- [Given instruction] The data below should be restated word for word, with every picture omitted.

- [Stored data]
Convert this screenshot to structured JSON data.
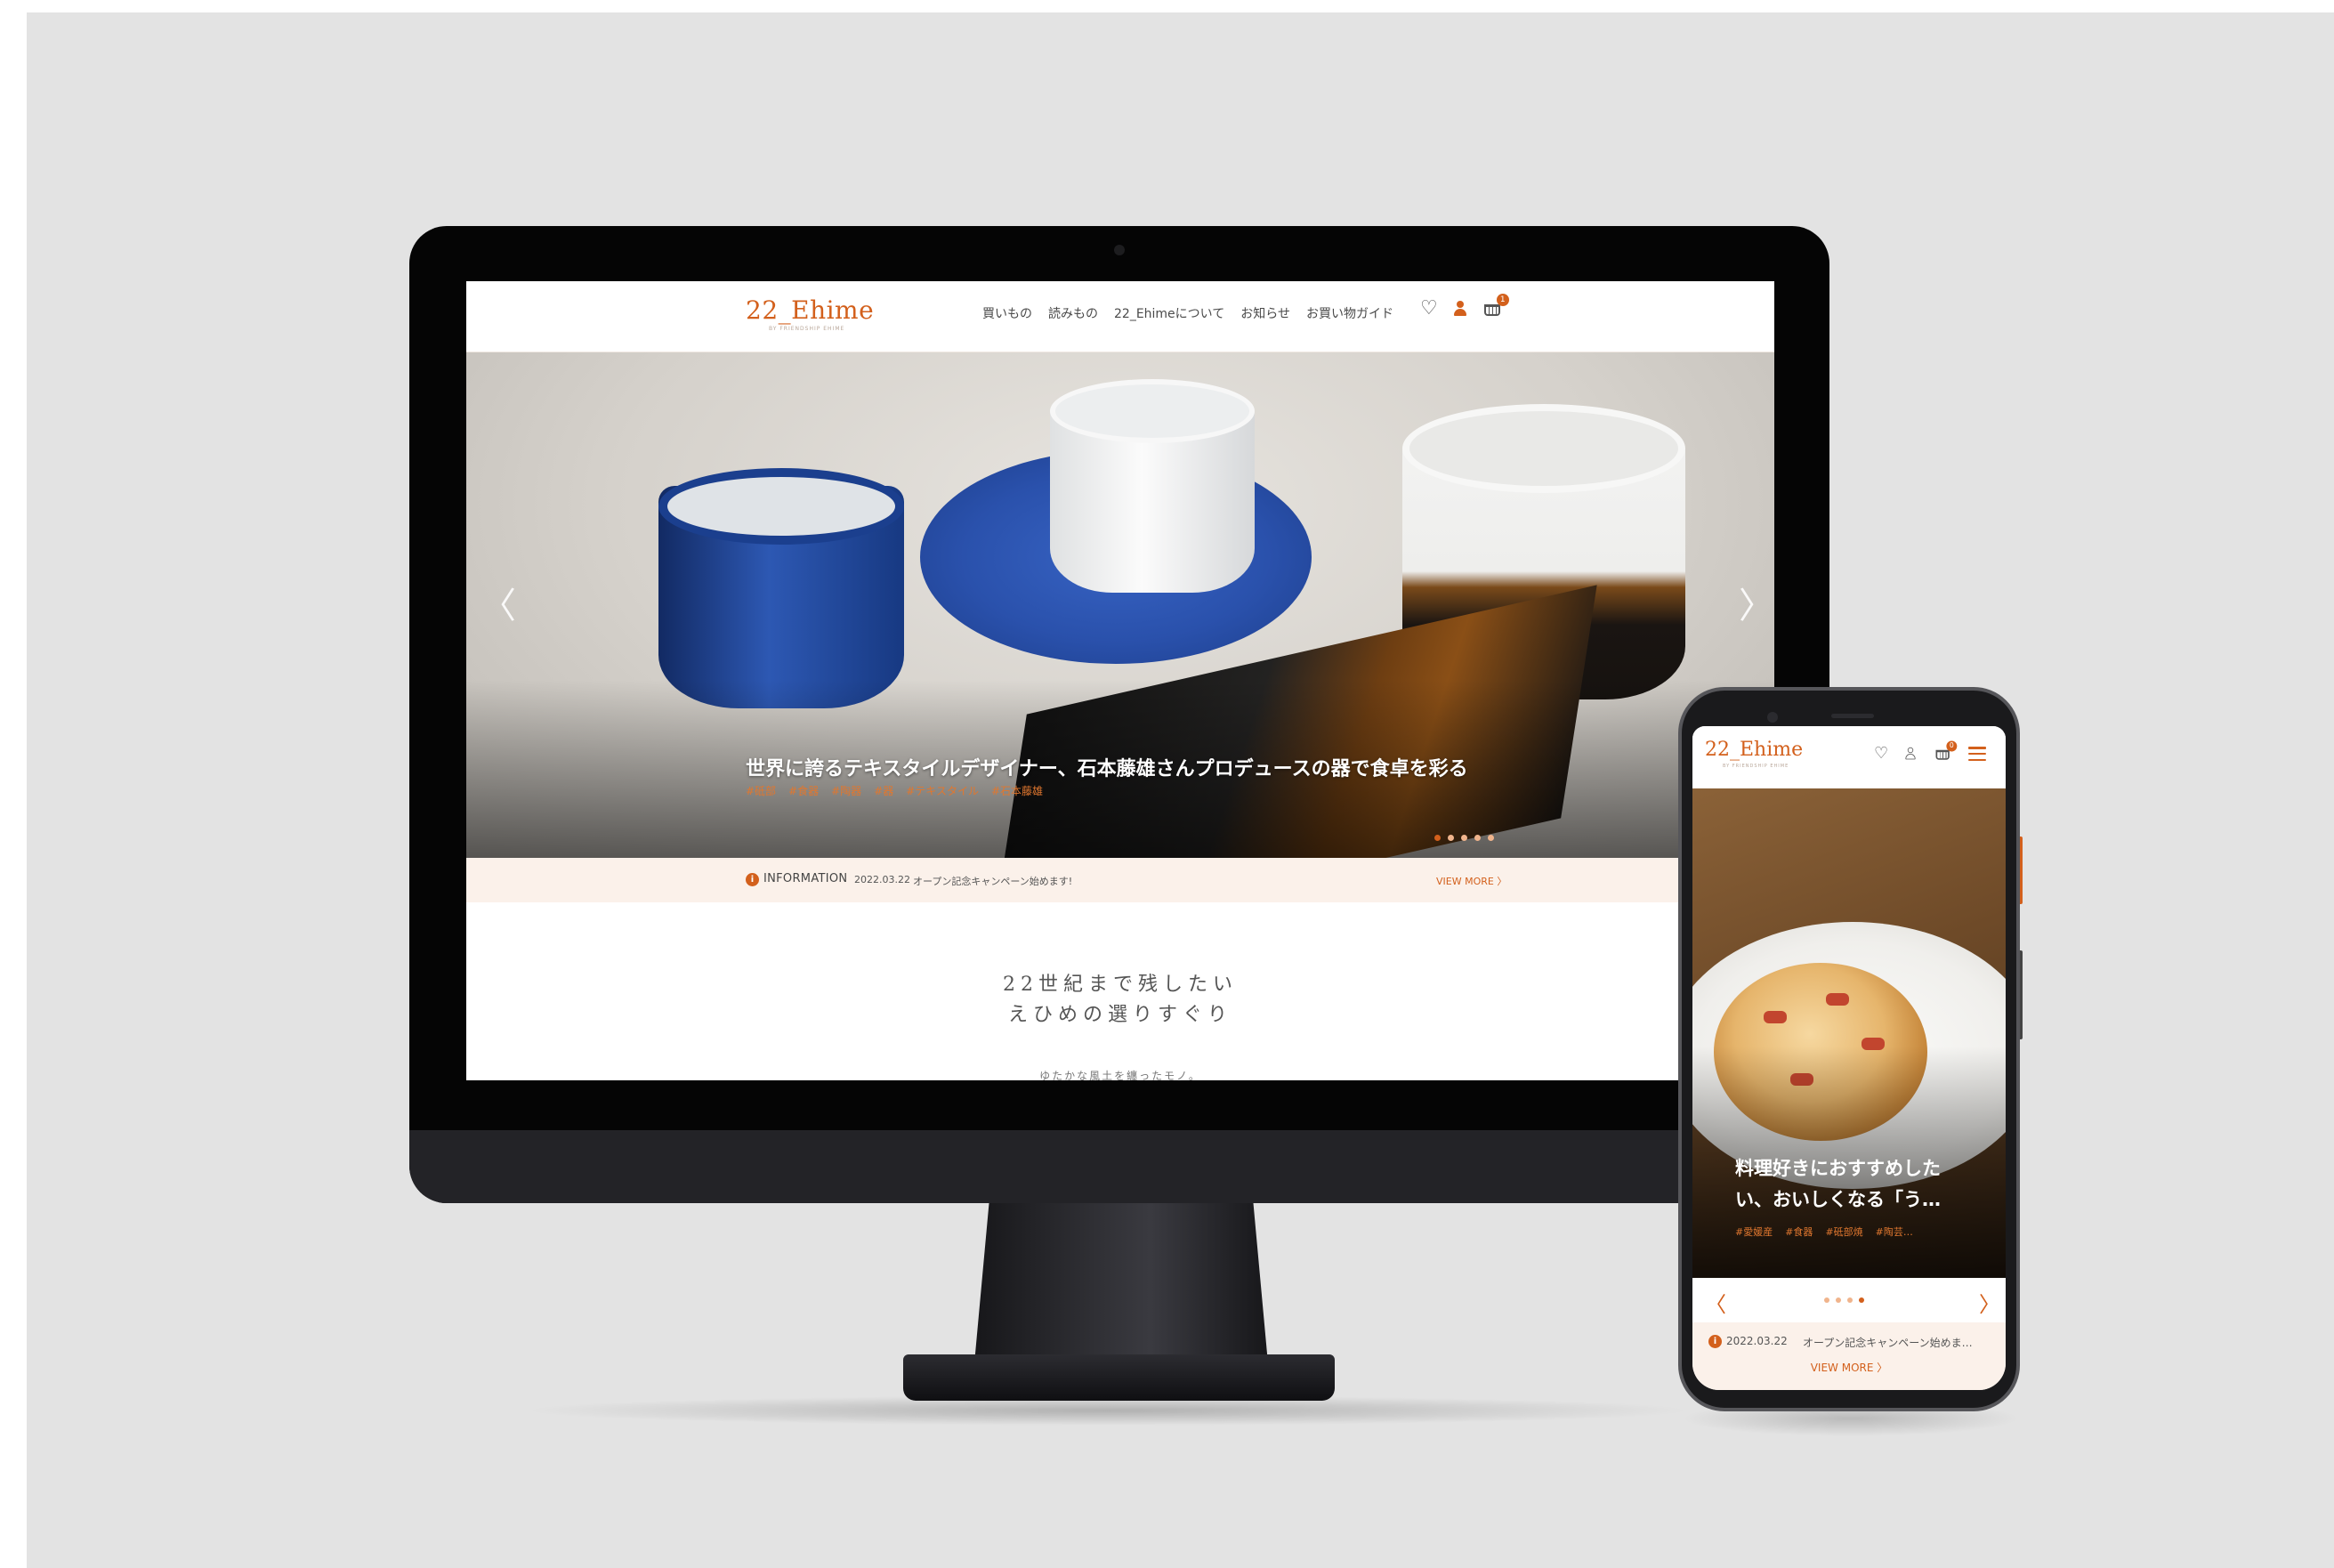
{
  "desktop": {
    "logo": "22_Ehime",
    "logo_sub": "BY FRIENDSHIP EHIME",
    "nav": [
      "買いもの",
      "読みもの",
      "22_Ehimeについて",
      "お知らせ",
      "お買い物ガイド"
    ],
    "cart_count": "1",
    "hero": {
      "caption": "世界に誇るテキスタイルデザイナー、石本藤雄さんプロデュースの器で食卓を彩る",
      "tags": [
        "#砥部",
        "#食器",
        "#陶器",
        "#器",
        "#テキスタイル",
        "#石本藤雄"
      ],
      "prev": "〈",
      "next": "〉",
      "slide_count": 5,
      "active_slide": 1
    },
    "info": {
      "icon": "i",
      "label": "INFORMATION",
      "date": "2022.03.22",
      "text": "オープン記念キャンペーン始めます!",
      "more": "VIEW MORE 〉"
    },
    "intro": {
      "line1": "22世紀まで残したい",
      "line2": "えひめの選りすぐり",
      "sub": "ゆたかな風土を纏ったモノ。"
    }
  },
  "mobile": {
    "logo": "22_Ehime",
    "logo_sub": "BY FRIENDSHIP EHIME",
    "cart_count": "0",
    "hero": {
      "caption": "料理好きにおすすめしたい、おいしくなる「う…",
      "tags": [
        "#愛媛産",
        "#食器",
        "#砥部焼",
        "#陶芸…"
      ],
      "prev": "〈",
      "next": "〉",
      "slide_count": 4,
      "active_slide": 4
    },
    "info": {
      "icon": "i",
      "date": "2022.03.22",
      "text": "オープン記念キャンペーン始めま…",
      "more": "VIEW MORE 〉"
    }
  },
  "colors": {
    "accent": "#d3601c",
    "info_bg": "#fbf1ea",
    "backdrop": "#e3e3e3",
    "device": "#050505"
  },
  "icons": [
    "heart-icon",
    "user-icon",
    "cart-icon",
    "menu-icon",
    "info-icon"
  ]
}
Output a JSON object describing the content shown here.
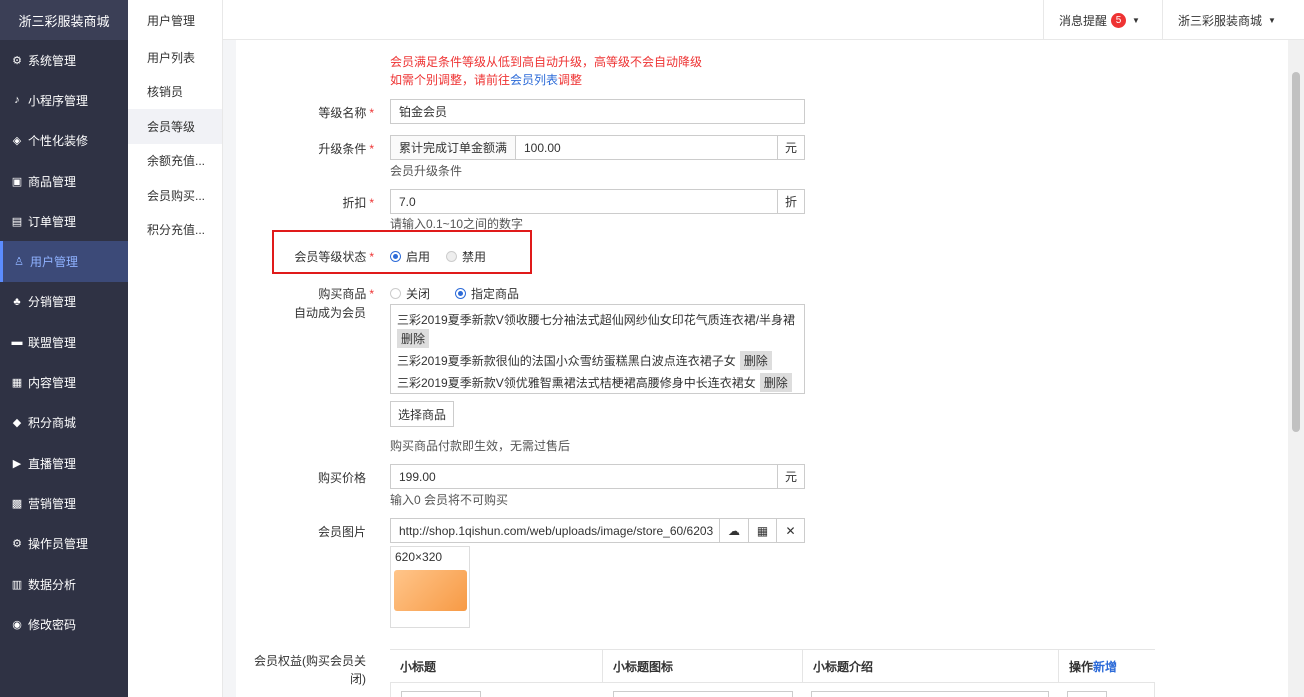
{
  "sidebar": {
    "brand": "浙三彩服装商城",
    "items": [
      {
        "label": "系统管理",
        "icon": "⚙"
      },
      {
        "label": "小程序管理",
        "icon": "♪"
      },
      {
        "label": "个性化装修",
        "icon": "◈"
      },
      {
        "label": "商品管理",
        "icon": "▣"
      },
      {
        "label": "订单管理",
        "icon": "▤"
      },
      {
        "label": "用户管理",
        "icon": "♙"
      },
      {
        "label": "分销管理",
        "icon": "♣"
      },
      {
        "label": "联盟管理",
        "icon": "▬"
      },
      {
        "label": "内容管理",
        "icon": "▦"
      },
      {
        "label": "积分商城",
        "icon": "◆"
      },
      {
        "label": "直播管理",
        "icon": "▶"
      },
      {
        "label": "营销管理",
        "icon": "▩"
      },
      {
        "label": "操作员管理",
        "icon": "⚙"
      },
      {
        "label": "数据分析",
        "icon": "▥"
      },
      {
        "label": "修改密码",
        "icon": "◉"
      }
    ],
    "active_index": 5
  },
  "subnav": {
    "title": "用户管理",
    "items": [
      "用户列表",
      "核销员",
      "会员等级",
      "余额充值...",
      "会员购买...",
      "积分充值..."
    ],
    "active_index": 2
  },
  "topbar": {
    "messages_label": "消息提醒",
    "messages_count": "5",
    "store_label": "浙三彩服装商城"
  },
  "form": {
    "notice_line1": "会员满足条件等级从低到高自动升级，高等级不会自动降级",
    "notice_line2_prefix": "如需个别调整，请前往",
    "notice_line2_link": "会员列表",
    "notice_line2_suffix": "调整",
    "level_name_label": "等级名称",
    "level_name_value": "铂金会员",
    "upgrade_label": "升级条件",
    "upgrade_prefix": "累计完成订单金额满",
    "upgrade_value": "100.00",
    "upgrade_unit": "元",
    "upgrade_help": "会员升级条件",
    "discount_label": "折扣",
    "discount_value": "7.0",
    "discount_unit": "折",
    "discount_help": "请输入0.1~10之间的数字",
    "status_label": "会员等级状态",
    "status_on": "启用",
    "status_off": "禁用",
    "buy_label_line1": "购买商品",
    "buy_label_line2": "自动成为会员",
    "buy_off": "关闭",
    "buy_specified": "指定商品",
    "goods": [
      "三彩2019夏季新款V领收腰七分袖法式超仙网纱仙女印花气质连衣裙/半身裙",
      "三彩2019夏季新款很仙的法国小众雪纺蛋糕黑白波点连衣裙子女",
      "三彩2019夏季新款V领优雅智熏裙法式桔梗裙高腰修身中长连衣裙女"
    ],
    "delete_label": "删除",
    "select_goods_button": "选择商品",
    "buy_help": "购买商品付款即生效，无需过售后",
    "price_label": "购买价格",
    "price_value": "199.00",
    "price_unit": "元",
    "price_help": "输入0 会员将不可购买",
    "image_label": "会员图片",
    "image_url": "http://shop.1qishun.com/web/uploads/image/store_60/6203",
    "image_size": "620×320",
    "benefits_label_line1": "会员权益(购买会员关",
    "benefits_label_line2": "闭)",
    "table_headers": {
      "title": "小标题",
      "icon": "小标题图标",
      "intro": "小标题介绍",
      "ops_prefix": "操作",
      "ops_add": "新增"
    }
  },
  "colors": {
    "sidebar_bg": "#2f3244",
    "highlight_box": "#e01a1a",
    "accent": "#2d6bd8",
    "required": "#e33"
  }
}
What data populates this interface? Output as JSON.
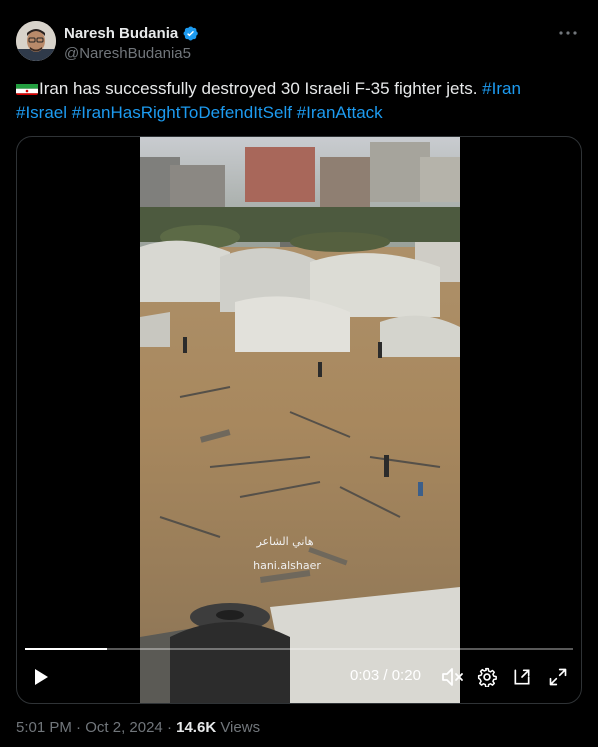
{
  "author": {
    "display_name": "Naresh Budania",
    "handle": "@NareshBudania5",
    "verified_icon": "verified-badge-icon",
    "avatar_icon": "avatar"
  },
  "tweet": {
    "text_main": "Iran has successfully destroyed 30 Israeli F-35 fighter jets.",
    "flag_icon": "iran-flag-icon",
    "hashtags": [
      "#Iran",
      "#Israel",
      "#IranHasRightToDefendItSelf",
      "#IranAttack"
    ]
  },
  "video": {
    "watermark_arabic": "هاني الشاعر",
    "watermark_latin": "hani.alshaer",
    "current_time": "0:03",
    "separator": "/",
    "duration": "0:20",
    "progress": 0.15
  },
  "footer": {
    "time": "5:01 PM",
    "dot": "·",
    "date": "Oct 2, 2024",
    "views_count": "14.6K",
    "views_label": "Views"
  },
  "colors": {
    "accent": "#1d9bf0",
    "text_primary": "#e7e9ea",
    "text_secondary": "#71767b",
    "background": "#000000",
    "border": "#2f3336"
  }
}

- [Solution to this exercise]
Convert this screenshot to structured JSON data.
{
  "desktop": {
    "logo": "22_Ehime",
    "logo_sub": "BY FRIENDSHIP EHIME",
    "nav": [
      "買いもの",
      "読みもの",
      "22_Ehimeについて",
      "お知らせ",
      "お買い物ガイド"
    ],
    "cart_count": "1",
    "hero": {
      "caption": "世界に誇るテキスタイルデザイナー、石本藤雄さんプロデュースの器で食卓を彩る",
      "tags": [
        "#砥部",
        "#食器",
        "#陶器",
        "#器",
        "#テキスタイル",
        "#石本藤雄"
      ],
      "prev": "〈",
      "next": "〉",
      "slide_count": 5,
      "active_slide": 1
    },
    "info": {
      "icon": "i",
      "label": "INFORMATION",
      "date": "2022.03.22",
      "text": "オープン記念キャンペーン始めます!",
      "more": "VIEW MORE 〉"
    },
    "intro": {
      "line1": "22世紀まで残したい",
      "line2": "えひめの選りすぐり",
      "sub": "ゆたかな風土を纏ったモノ。"
    }
  },
  "mobile": {
    "logo": "22_Ehime",
    "logo_sub": "BY FRIENDSHIP EHIME",
    "cart_count": "0",
    "hero": {
      "caption": "料理好きにおすすめしたい、おいしくなる「う…",
      "tags": [
        "#愛媛産",
        "#食器",
        "#砥部焼",
        "#陶芸…"
      ],
      "prev": "〈",
      "next": "〉",
      "slide_count": 4,
      "active_slide": 4
    },
    "info": {
      "icon": "i",
      "date": "2022.03.22",
      "text": "オープン記念キャンペーン始めま…",
      "more": "VIEW MORE 〉"
    }
  },
  "colors": {
    "accent": "#d3601c",
    "info_bg": "#fbf1ea",
    "backdrop": "#e3e3e3",
    "device": "#050505"
  },
  "icons": [
    "heart-icon",
    "user-icon",
    "cart-icon",
    "menu-icon",
    "info-icon"
  ]
}
Output a JSON object describing the content shown here.
{
  "sidebar": {
    "brand": "浙三彩服装商城",
    "items": [
      {
        "label": "系统管理",
        "icon": "⚙"
      },
      {
        "label": "小程序管理",
        "icon": "♪"
      },
      {
        "label": "个性化装修",
        "icon": "◈"
      },
      {
        "label": "商品管理",
        "icon": "▣"
      },
      {
        "label": "订单管理",
        "icon": "▤"
      },
      {
        "label": "用户管理",
        "icon": "♙"
      },
      {
        "label": "分销管理",
        "icon": "♣"
      },
      {
        "label": "联盟管理",
        "icon": "▬"
      },
      {
        "label": "内容管理",
        "icon": "▦"
      },
      {
        "label": "积分商城",
        "icon": "◆"
      },
      {
        "label": "直播管理",
        "icon": "▶"
      },
      {
        "label": "营销管理",
        "icon": "▩"
      },
      {
        "label": "操作员管理",
        "icon": "⚙"
      },
      {
        "label": "数据分析",
        "icon": "▥"
      },
      {
        "label": "修改密码",
        "icon": "◉"
      }
    ],
    "active_index": 5
  },
  "subnav": {
    "title": "用户管理",
    "items": [
      "用户列表",
      "核销员",
      "会员等级",
      "余额充值...",
      "会员购买...",
      "积分充值..."
    ],
    "active_index": 2
  },
  "topbar": {
    "messages_label": "消息提醒",
    "messages_count": "5",
    "store_label": "浙三彩服装商城"
  },
  "form": {
    "notice_line1": "会员满足条件等级从低到高自动升级，高等级不会自动降级",
    "notice_line2_prefix": "如需个别调整，请前往",
    "notice_line2_link": "会员列表",
    "notice_line2_suffix": "调整",
    "level_name_label": "等级名称",
    "level_name_value": "铂金会员",
    "upgrade_label": "升级条件",
    "upgrade_prefix": "累计完成订单金额满",
    "upgrade_value": "100.00",
    "upgrade_unit": "元",
    "upgrade_help": "会员升级条件",
    "discount_label": "折扣",
    "discount_value": "7.0",
    "discount_unit": "折",
    "discount_help": "请输入0.1~10之间的数字",
    "status_label": "会员等级状态",
    "status_on": "启用",
    "status_off": "禁用",
    "buy_label_line1": "购买商品",
    "buy_label_line2": "自动成为会员",
    "buy_off": "关闭",
    "buy_specified": "指定商品",
    "goods": [
      "三彩2019夏季新款V领收腰七分袖法式超仙网纱仙女印花气质连衣裙/半身裙",
      "三彩2019夏季新款很仙的法国小众雪纺蛋糕黑白波点连衣裙子女",
      "三彩2019夏季新款V领优雅智熏裙法式桔梗裙高腰修身中长连衣裙女"
    ],
    "delete_label": "删除",
    "select_goods_button": "选择商品",
    "buy_help": "购买商品付款即生效，无需过售后",
    "price_label": "购买价格",
    "price_value": "199.00",
    "price_unit": "元",
    "price_help": "输入0 会员将不可购买",
    "image_label": "会员图片",
    "image_url": "http://shop.1qishun.com/web/uploads/image/store_60/6203",
    "image_size": "620×320",
    "benefits_label_line1": "会员权益(购买会员关",
    "benefits_label_line2": "闭)",
    "table_headers": {
      "title": "小标题",
      "icon": "小标题图标",
      "intro": "小标题介绍",
      "ops_prefix": "操作",
      "ops_add": "新增"
    }
  },
  "colors": {
    "sidebar_bg": "#2f3244",
    "highlight_box": "#e01a1a",
    "accent": "#2d6bd8",
    "required": "#e33"
  }
}
What data populates this interface? Output as JSON.
{
  "author": {
    "display_name": "Naresh Budania",
    "handle": "@NareshBudania5",
    "verified_icon": "verified-badge-icon",
    "avatar_icon": "avatar"
  },
  "tweet": {
    "text_main": "Iran has successfully destroyed 30 Israeli F-35 fighter jets.",
    "flag_icon": "iran-flag-icon",
    "hashtags": [
      "#Iran",
      "#Israel",
      "#IranHasRightToDefendItSelf",
      "#IranAttack"
    ]
  },
  "video": {
    "watermark_arabic": "هاني الشاعر",
    "watermark_latin": "hani.alshaer",
    "current_time": "0:03",
    "separator": "/",
    "duration": "0:20",
    "progress": 0.15
  },
  "footer": {
    "time": "5:01 PM",
    "dot": "·",
    "date": "Oct 2, 2024",
    "views_count": "14.6K",
    "views_label": "Views"
  },
  "colors": {
    "accent": "#1d9bf0",
    "text_primary": "#e7e9ea",
    "text_secondary": "#71767b",
    "background": "#000000",
    "border": "#2f3336"
  }
}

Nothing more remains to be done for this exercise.